__EXERCISE GOAL__. Extract all lines containing "ImageNet".

::::

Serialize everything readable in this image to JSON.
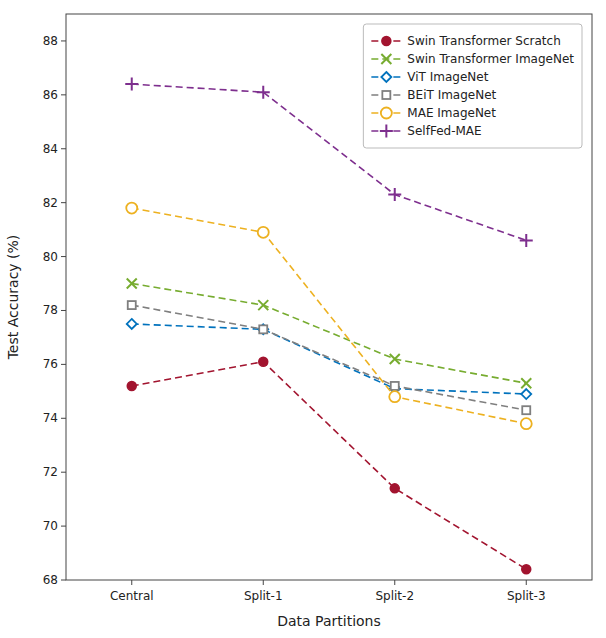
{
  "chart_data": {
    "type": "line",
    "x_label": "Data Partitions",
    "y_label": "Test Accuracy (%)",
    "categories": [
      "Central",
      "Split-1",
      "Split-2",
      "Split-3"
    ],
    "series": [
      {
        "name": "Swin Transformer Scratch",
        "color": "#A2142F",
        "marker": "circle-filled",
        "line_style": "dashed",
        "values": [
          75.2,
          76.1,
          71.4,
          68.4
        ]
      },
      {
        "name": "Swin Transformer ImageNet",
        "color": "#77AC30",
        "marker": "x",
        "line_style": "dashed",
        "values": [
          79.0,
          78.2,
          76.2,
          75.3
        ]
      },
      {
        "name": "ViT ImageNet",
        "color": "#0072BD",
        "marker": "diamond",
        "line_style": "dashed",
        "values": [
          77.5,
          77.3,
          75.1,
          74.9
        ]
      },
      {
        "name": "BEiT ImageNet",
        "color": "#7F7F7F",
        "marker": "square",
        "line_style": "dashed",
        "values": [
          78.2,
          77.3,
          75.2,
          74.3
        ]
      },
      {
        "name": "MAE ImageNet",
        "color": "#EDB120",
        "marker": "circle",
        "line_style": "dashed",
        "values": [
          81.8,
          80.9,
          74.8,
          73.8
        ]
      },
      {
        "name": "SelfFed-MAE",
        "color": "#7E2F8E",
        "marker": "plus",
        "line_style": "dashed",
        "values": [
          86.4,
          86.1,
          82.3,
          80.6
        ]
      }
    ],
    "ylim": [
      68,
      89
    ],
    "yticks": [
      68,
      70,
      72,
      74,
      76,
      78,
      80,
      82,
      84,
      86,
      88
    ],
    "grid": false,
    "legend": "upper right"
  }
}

::::

__SOLUTION__.
        "name": "Swin Transformer ImageNet",
        "name": "ViT ImageNet",
        "name": "BEiT ImageNet",
        "name": "MAE ImageNet",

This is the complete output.